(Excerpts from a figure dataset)

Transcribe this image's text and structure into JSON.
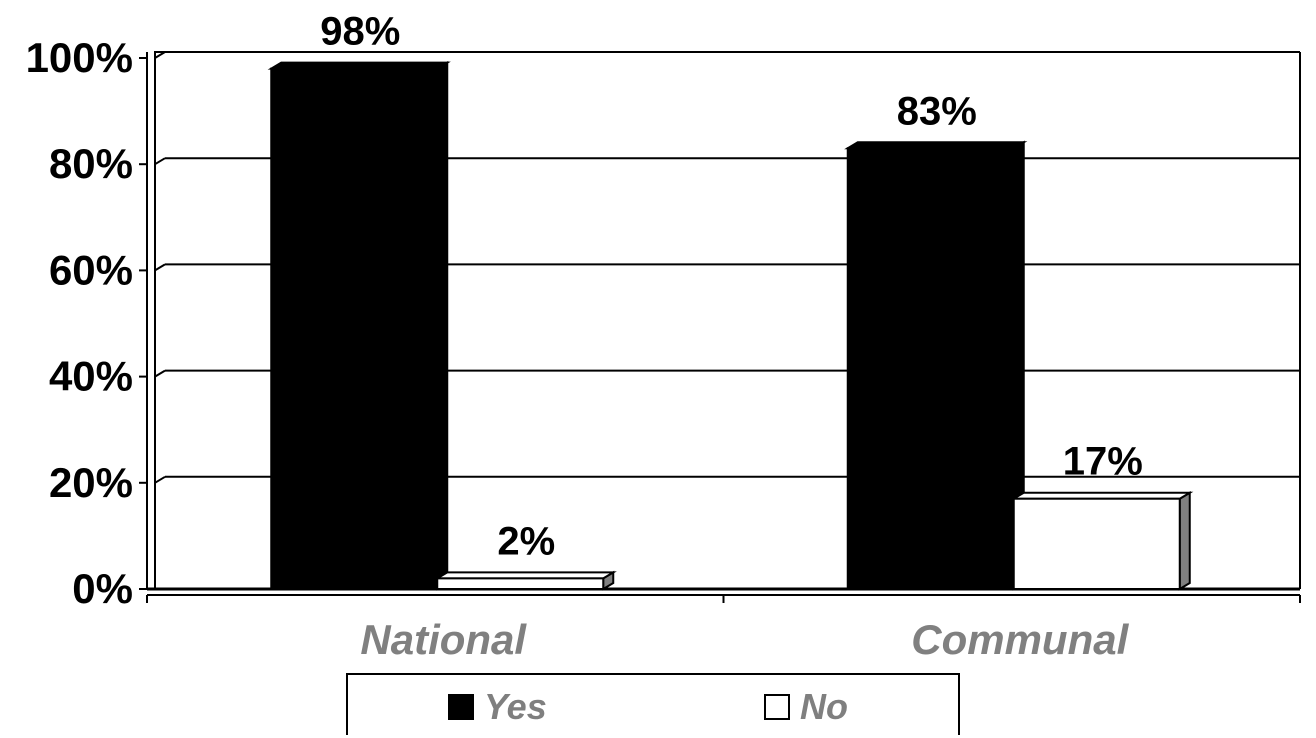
{
  "chart_data": {
    "type": "bar",
    "categories": [
      "National",
      "Communal"
    ],
    "series": [
      {
        "name": "Yes",
        "values": [
          98,
          83
        ],
        "labels": [
          "98%",
          "83%"
        ],
        "color": "#000000"
      },
      {
        "name": "No",
        "values": [
          2,
          17
        ],
        "labels": [
          "2%",
          "17%"
        ],
        "color": "#ffffff"
      }
    ],
    "y_ticks": [
      "0%",
      "20%",
      "40%",
      "60%",
      "80%",
      "100%"
    ],
    "ylim": [
      0,
      100
    ],
    "grid": true,
    "legend_position": "bottom"
  },
  "colors": {
    "axis_text": "#000000",
    "category_text": "#808080",
    "bar_side_no": "#808080"
  }
}
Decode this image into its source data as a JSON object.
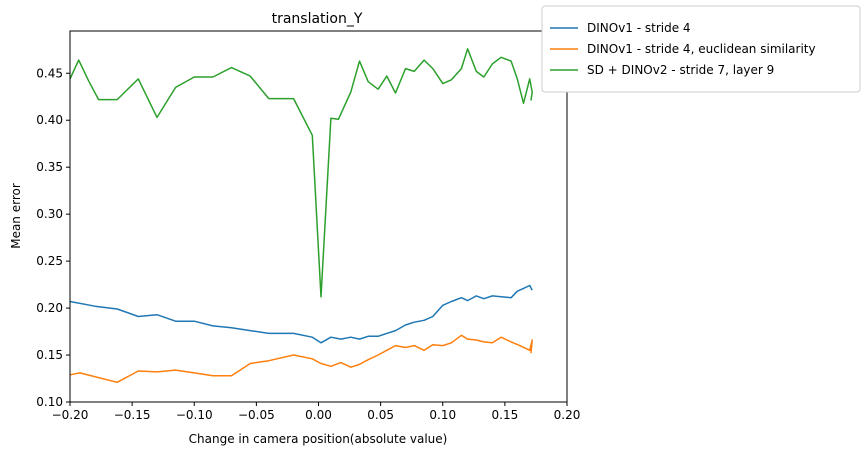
{
  "chart_data": {
    "type": "line",
    "title": "translation_Y",
    "xlabel": "Change in camera position(absolute value)",
    "ylabel": "Mean error",
    "xlim": [
      -0.2,
      0.2
    ],
    "ylim": [
      0.1,
      0.495
    ],
    "xticks": [
      -0.2,
      -0.15,
      -0.1,
      -0.05,
      0.0,
      0.05,
      0.1,
      0.15,
      0.2
    ],
    "xtick_labels": [
      "−0.20",
      "−0.15",
      "−0.10",
      "−0.05",
      "0.00",
      "0.05",
      "0.10",
      "0.15",
      "0.20"
    ],
    "yticks": [
      0.1,
      0.15,
      0.2,
      0.25,
      0.3,
      0.35,
      0.4,
      0.45
    ],
    "ytick_labels": [
      "0.10",
      "0.15",
      "0.20",
      "0.25",
      "0.30",
      "0.35",
      "0.40",
      "0.45"
    ],
    "grid": false,
    "legend_position": "outside-top-right",
    "series": [
      {
        "name": "DINOv1 - stride 4",
        "color": "#1f77b4",
        "x": [
          -0.2,
          -0.18,
          -0.162,
          -0.145,
          -0.13,
          -0.115,
          -0.1,
          -0.085,
          -0.07,
          -0.055,
          -0.04,
          -0.02,
          -0.005,
          0.002,
          0.01,
          0.018,
          0.026,
          0.033,
          0.04,
          0.048,
          0.055,
          0.062,
          0.07,
          0.077,
          0.085,
          0.092,
          0.1,
          0.107,
          0.115,
          0.12,
          0.127,
          0.133,
          0.14,
          0.147,
          0.155,
          0.16,
          0.165,
          0.17,
          0.172
        ],
        "y": [
          0.207,
          0.202,
          0.199,
          0.191,
          0.193,
          0.186,
          0.186,
          0.181,
          0.179,
          0.176,
          0.173,
          0.173,
          0.169,
          0.163,
          0.169,
          0.167,
          0.169,
          0.167,
          0.17,
          0.17,
          0.173,
          0.176,
          0.182,
          0.185,
          0.187,
          0.191,
          0.203,
          0.207,
          0.211,
          0.208,
          0.213,
          0.21,
          0.213,
          0.212,
          0.211,
          0.218,
          0.221,
          0.224,
          0.219
        ]
      },
      {
        "name": "DINOv1 - stride 4, euclidean similarity",
        "color": "#ff7f0e",
        "x": [
          -0.2,
          -0.192,
          -0.177,
          -0.162,
          -0.145,
          -0.13,
          -0.115,
          -0.1,
          -0.085,
          -0.07,
          -0.055,
          -0.04,
          -0.02,
          -0.005,
          0.002,
          0.01,
          0.018,
          0.026,
          0.033,
          0.04,
          0.048,
          0.055,
          0.062,
          0.07,
          0.077,
          0.085,
          0.092,
          0.1,
          0.107,
          0.115,
          0.12,
          0.127,
          0.133,
          0.14,
          0.147,
          0.155,
          0.162,
          0.17,
          0.172,
          0.171
        ],
        "y": [
          0.129,
          0.131,
          0.126,
          0.121,
          0.133,
          0.132,
          0.134,
          0.131,
          0.128,
          0.128,
          0.141,
          0.144,
          0.15,
          0.146,
          0.141,
          0.138,
          0.142,
          0.137,
          0.14,
          0.145,
          0.15,
          0.155,
          0.16,
          0.158,
          0.16,
          0.155,
          0.161,
          0.16,
          0.163,
          0.171,
          0.167,
          0.166,
          0.164,
          0.163,
          0.169,
          0.164,
          0.16,
          0.155,
          0.166,
          0.152
        ]
      },
      {
        "name": "SD + DINOv2 - stride 7, layer 9",
        "color": "#2ca02c",
        "x": [
          -0.2,
          -0.193,
          -0.185,
          -0.177,
          -0.162,
          -0.145,
          -0.13,
          -0.115,
          -0.1,
          -0.085,
          -0.07,
          -0.055,
          -0.04,
          -0.02,
          -0.005,
          0.002,
          0.01,
          0.016,
          0.026,
          0.033,
          0.04,
          0.048,
          0.055,
          0.062,
          0.07,
          0.077,
          0.085,
          0.092,
          0.1,
          0.107,
          0.115,
          0.12,
          0.127,
          0.133,
          0.14,
          0.147,
          0.155,
          0.16,
          0.165,
          0.17,
          0.172,
          0.171
        ],
        "y": [
          0.444,
          0.464,
          0.442,
          0.422,
          0.422,
          0.444,
          0.403,
          0.435,
          0.446,
          0.446,
          0.456,
          0.447,
          0.423,
          0.423,
          0.384,
          0.212,
          0.402,
          0.401,
          0.43,
          0.463,
          0.441,
          0.433,
          0.447,
          0.429,
          0.455,
          0.452,
          0.464,
          0.455,
          0.439,
          0.443,
          0.455,
          0.476,
          0.452,
          0.446,
          0.46,
          0.467,
          0.463,
          0.444,
          0.418,
          0.444,
          0.43,
          0.421
        ]
      }
    ]
  }
}
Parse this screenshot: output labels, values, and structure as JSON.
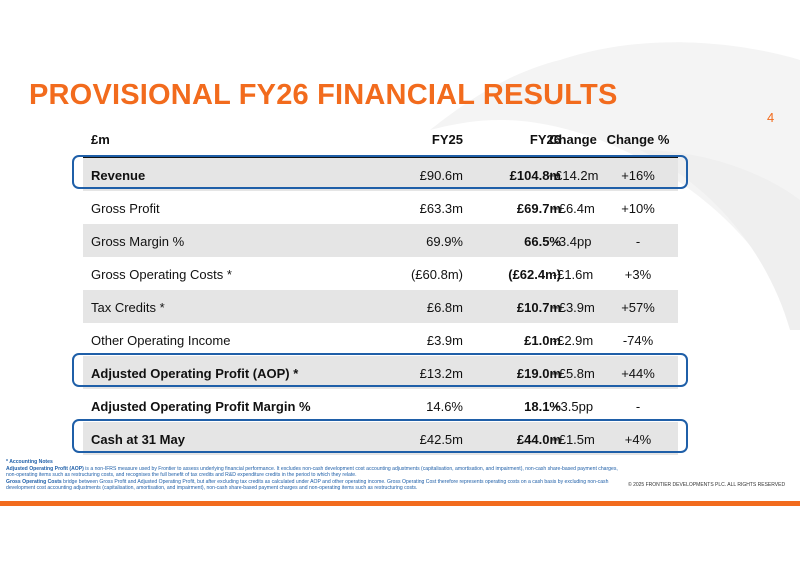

GIVEN EXERCISE. Work out how many lines in the records above contain the word "JSON", and reply with that number alone.

FINAL RESULT. 3